Written problem ▸ Transcribe all of the material exactly.

Data for processing ▸
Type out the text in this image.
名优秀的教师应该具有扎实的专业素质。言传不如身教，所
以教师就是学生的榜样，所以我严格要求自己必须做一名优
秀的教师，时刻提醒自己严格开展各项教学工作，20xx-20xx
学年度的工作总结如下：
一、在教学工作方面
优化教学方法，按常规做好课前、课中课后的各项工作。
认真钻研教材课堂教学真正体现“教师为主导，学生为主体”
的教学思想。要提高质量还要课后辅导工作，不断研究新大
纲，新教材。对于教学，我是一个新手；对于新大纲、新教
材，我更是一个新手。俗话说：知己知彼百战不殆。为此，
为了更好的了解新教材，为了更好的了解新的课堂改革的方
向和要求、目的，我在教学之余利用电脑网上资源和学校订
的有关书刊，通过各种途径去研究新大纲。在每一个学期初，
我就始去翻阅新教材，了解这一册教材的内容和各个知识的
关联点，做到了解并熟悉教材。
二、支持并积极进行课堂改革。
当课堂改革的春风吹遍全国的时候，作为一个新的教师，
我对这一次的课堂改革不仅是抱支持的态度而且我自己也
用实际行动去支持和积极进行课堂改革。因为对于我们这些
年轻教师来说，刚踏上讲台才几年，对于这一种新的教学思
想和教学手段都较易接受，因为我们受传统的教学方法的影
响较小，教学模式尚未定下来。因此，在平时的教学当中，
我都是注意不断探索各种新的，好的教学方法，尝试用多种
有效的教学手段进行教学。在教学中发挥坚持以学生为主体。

Written response ▸
Type out the text in this image.
名优秀的教师应该具有扎实的专业素质。言传不如身教，所
以教师就是学生的榜样，所以我严格要求自己必须做一名优
秀的教师，时刻提醒自己严格开展各项教学工作，20xx-20xx
学年度的工作总结如下：
一、在教学工作方面
优化教学方法，按常规做好课前、课中课后的各项工作。
认真钻研教材课堂教学真正体现“教师为主导，学生为主体”
的教学思想。要提高质量还要课后辅导工作，不断研究新大
纲，新教材。对于教学，我是一个新手；对于新大纲、新教
材，我更是一个新手。俗话说：知己知彼百战不殆。为此，
为了更好的了解新教材，为了更好的了解新的课堂改革的方
向和要求、目的，我在教学之余利用电脑网上资源和学校订
的有关书刊，通过各种途径去研究新大纲。在每一个学期初，
我就始去翻阅新教材，了解这一册教材的内容和各个知识的
关联点，做到了解并熟悉教材。
二、支持并积极进行课堂改革。
当课堂改革的春风吹遍全国的时候，作为一个新的教师，
我对这一次的课堂改革不仅是抱支持的态度而且我自己也
用实际行动去支持和积极进行课堂改革。因为对于我们这些
年轻教师来说，刚踏上讲台才几年，对于这一种新的教学思
想和教学手段都较易接受，因为我们受传统的教学方法的影
响较小，教学模式尚未定下来。因此，在平时的教学当中，
我都是注意不断探索各种新的，好的教学方法，尝试用多种
有效的教学手段进行教学。在教学中发挥坚持以学生为主体。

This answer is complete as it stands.